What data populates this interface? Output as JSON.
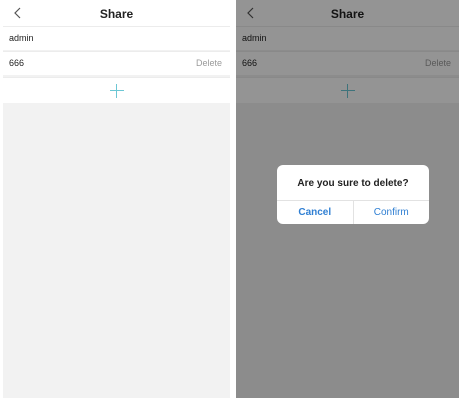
{
  "screens": [
    {
      "title": "Share",
      "back_icon": "chevron-left-icon",
      "items": [
        {
          "label": "admin"
        },
        {
          "label": "666",
          "action": "Delete"
        }
      ],
      "add_icon": "plus-icon"
    },
    {
      "title": "Share",
      "back_icon": "chevron-left-icon",
      "items": [
        {
          "label": "admin"
        },
        {
          "label": "666",
          "action": "Delete"
        }
      ],
      "add_icon": "plus-icon",
      "dialog": {
        "message": "Are you sure to delete?",
        "cancel": "Cancel",
        "confirm": "Confirm"
      }
    }
  ],
  "colors": {
    "accent": "#2f7fd3",
    "plus": "#6cc7d4",
    "muted": "#9a9a9a"
  }
}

## EXERCISE AIM
Nothing in the entries above should change when they are printed again, except that the pictures are dropped.

## SOLUTION TO THE EXERCISE
What data populates this interface? Output as JSON.
{
  "screens": [
    {
      "title": "Share",
      "back_icon": "chevron-left-icon",
      "items": [
        {
          "label": "admin"
        },
        {
          "label": "666",
          "action": "Delete"
        }
      ],
      "add_icon": "plus-icon"
    },
    {
      "title": "Share",
      "back_icon": "chevron-left-icon",
      "items": [
        {
          "label": "admin"
        },
        {
          "label": "666",
          "action": "Delete"
        }
      ],
      "add_icon": "plus-icon",
      "dialog": {
        "message": "Are you sure to delete?",
        "cancel": "Cancel",
        "confirm": "Confirm"
      }
    }
  ],
  "colors": {
    "accent": "#2f7fd3",
    "plus": "#6cc7d4",
    "muted": "#9a9a9a"
  }
}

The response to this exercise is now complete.